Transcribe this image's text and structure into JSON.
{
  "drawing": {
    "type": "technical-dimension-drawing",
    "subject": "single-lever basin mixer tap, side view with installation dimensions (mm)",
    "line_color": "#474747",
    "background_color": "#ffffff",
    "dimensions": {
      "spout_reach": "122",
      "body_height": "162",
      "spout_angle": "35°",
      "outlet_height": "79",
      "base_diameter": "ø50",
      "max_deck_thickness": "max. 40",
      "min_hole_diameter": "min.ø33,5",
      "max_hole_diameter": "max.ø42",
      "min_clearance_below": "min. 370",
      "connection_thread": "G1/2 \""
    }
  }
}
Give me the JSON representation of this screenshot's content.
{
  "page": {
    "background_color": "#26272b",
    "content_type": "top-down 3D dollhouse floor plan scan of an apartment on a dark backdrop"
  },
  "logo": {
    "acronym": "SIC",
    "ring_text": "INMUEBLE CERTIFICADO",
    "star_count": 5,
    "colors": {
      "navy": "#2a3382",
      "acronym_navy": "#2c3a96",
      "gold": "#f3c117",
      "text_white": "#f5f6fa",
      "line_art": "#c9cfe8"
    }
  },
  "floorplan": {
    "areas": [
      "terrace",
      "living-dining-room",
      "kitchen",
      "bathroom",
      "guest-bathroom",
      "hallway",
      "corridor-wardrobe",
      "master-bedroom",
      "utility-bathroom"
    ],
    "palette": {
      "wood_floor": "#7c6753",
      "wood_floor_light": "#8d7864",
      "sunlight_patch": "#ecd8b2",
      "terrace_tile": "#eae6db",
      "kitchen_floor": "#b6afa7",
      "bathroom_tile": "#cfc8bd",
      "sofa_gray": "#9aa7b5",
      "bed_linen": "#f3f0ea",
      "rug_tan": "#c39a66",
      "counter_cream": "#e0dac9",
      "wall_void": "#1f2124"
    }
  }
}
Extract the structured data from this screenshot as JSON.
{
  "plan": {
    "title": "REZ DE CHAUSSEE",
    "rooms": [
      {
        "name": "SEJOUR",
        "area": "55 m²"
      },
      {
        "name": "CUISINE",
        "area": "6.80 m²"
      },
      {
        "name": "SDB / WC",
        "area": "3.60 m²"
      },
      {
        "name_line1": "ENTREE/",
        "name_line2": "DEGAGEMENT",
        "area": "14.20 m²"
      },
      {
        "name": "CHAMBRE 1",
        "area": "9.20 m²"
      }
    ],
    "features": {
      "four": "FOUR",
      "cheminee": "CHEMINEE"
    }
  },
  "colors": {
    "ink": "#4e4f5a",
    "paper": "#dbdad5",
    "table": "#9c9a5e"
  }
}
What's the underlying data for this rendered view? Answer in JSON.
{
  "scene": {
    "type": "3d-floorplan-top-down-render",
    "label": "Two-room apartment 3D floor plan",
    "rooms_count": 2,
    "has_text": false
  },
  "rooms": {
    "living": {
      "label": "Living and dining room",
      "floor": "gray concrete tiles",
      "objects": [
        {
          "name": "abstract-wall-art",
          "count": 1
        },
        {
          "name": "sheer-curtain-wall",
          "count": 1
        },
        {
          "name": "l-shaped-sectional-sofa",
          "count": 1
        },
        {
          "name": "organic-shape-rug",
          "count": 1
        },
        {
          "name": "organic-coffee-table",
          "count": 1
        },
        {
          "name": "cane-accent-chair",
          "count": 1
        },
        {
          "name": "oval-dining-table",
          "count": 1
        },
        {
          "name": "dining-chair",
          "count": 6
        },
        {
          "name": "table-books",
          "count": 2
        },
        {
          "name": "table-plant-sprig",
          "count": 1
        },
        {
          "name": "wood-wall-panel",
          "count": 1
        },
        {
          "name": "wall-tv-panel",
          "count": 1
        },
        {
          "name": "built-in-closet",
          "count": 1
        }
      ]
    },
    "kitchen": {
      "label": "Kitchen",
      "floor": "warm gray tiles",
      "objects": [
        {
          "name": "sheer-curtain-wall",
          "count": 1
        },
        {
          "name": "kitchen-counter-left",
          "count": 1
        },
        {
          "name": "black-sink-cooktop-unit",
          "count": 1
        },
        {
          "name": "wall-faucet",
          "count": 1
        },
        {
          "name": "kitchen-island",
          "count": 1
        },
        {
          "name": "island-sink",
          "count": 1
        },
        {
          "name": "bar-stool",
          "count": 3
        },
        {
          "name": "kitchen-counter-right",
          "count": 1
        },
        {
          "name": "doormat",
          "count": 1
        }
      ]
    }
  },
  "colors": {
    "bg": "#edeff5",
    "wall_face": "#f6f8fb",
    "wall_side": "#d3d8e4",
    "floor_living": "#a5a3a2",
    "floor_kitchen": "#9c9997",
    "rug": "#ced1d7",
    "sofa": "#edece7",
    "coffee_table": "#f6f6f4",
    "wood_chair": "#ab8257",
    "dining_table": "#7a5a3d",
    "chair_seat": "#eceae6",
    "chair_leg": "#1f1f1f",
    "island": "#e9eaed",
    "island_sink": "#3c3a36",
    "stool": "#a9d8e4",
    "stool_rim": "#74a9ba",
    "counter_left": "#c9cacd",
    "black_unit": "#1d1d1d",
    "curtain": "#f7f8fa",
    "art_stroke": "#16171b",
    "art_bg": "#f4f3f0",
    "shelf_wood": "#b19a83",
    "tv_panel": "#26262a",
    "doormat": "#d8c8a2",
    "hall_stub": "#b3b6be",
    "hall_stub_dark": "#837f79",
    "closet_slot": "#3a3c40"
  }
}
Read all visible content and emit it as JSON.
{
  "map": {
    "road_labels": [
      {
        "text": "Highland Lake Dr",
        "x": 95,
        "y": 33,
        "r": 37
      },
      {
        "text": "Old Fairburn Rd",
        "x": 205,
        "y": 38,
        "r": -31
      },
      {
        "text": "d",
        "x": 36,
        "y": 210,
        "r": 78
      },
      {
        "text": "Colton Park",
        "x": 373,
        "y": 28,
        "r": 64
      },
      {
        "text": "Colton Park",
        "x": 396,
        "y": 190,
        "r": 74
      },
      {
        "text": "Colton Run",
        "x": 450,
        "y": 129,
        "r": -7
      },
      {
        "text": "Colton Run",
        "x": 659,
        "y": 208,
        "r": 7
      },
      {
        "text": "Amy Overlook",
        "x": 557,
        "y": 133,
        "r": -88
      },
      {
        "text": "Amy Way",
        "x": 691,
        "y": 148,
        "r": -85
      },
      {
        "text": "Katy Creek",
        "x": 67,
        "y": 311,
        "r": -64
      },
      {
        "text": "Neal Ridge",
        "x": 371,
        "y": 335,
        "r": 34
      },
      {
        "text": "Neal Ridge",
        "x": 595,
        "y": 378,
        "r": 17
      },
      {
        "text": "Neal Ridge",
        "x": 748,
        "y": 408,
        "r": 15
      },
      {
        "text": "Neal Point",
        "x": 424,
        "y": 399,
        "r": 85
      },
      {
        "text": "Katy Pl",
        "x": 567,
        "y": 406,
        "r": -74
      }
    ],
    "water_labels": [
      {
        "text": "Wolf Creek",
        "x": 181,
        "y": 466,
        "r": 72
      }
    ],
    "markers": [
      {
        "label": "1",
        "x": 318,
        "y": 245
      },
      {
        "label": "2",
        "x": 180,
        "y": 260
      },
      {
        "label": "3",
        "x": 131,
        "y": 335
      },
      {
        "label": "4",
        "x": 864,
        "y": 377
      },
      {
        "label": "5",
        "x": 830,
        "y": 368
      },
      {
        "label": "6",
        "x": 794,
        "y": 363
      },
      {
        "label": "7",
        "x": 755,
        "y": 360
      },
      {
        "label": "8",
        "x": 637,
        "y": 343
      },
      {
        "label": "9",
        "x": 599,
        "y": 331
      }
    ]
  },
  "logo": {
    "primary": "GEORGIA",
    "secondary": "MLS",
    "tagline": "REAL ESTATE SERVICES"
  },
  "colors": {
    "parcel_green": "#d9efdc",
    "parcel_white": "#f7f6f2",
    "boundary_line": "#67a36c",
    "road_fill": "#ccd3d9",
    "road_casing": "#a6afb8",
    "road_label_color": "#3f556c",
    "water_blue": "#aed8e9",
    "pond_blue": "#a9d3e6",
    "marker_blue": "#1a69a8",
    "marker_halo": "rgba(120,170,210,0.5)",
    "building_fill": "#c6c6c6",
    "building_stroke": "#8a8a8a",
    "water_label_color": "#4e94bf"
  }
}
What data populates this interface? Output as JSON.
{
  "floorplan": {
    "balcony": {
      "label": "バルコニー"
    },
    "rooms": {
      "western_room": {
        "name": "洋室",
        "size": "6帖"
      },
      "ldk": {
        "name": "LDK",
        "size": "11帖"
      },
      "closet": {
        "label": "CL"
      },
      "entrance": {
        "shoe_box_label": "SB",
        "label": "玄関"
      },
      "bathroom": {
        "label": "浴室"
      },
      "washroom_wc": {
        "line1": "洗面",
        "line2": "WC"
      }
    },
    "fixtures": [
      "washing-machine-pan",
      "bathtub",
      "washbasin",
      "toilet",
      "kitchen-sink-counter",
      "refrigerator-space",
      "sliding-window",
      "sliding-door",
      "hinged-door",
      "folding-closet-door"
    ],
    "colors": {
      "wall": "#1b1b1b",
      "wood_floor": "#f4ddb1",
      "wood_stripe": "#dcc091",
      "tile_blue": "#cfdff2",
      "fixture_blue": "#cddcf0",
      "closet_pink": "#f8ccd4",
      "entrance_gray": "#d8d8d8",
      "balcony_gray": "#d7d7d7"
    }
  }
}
::::::::::
TASK TO CARRY OUT: Find all lines with "drawing" in them and copy each one.

OUTPUT OF THE EXERCISE:
  "drawing": {
    "type": "technical-dimension-drawing",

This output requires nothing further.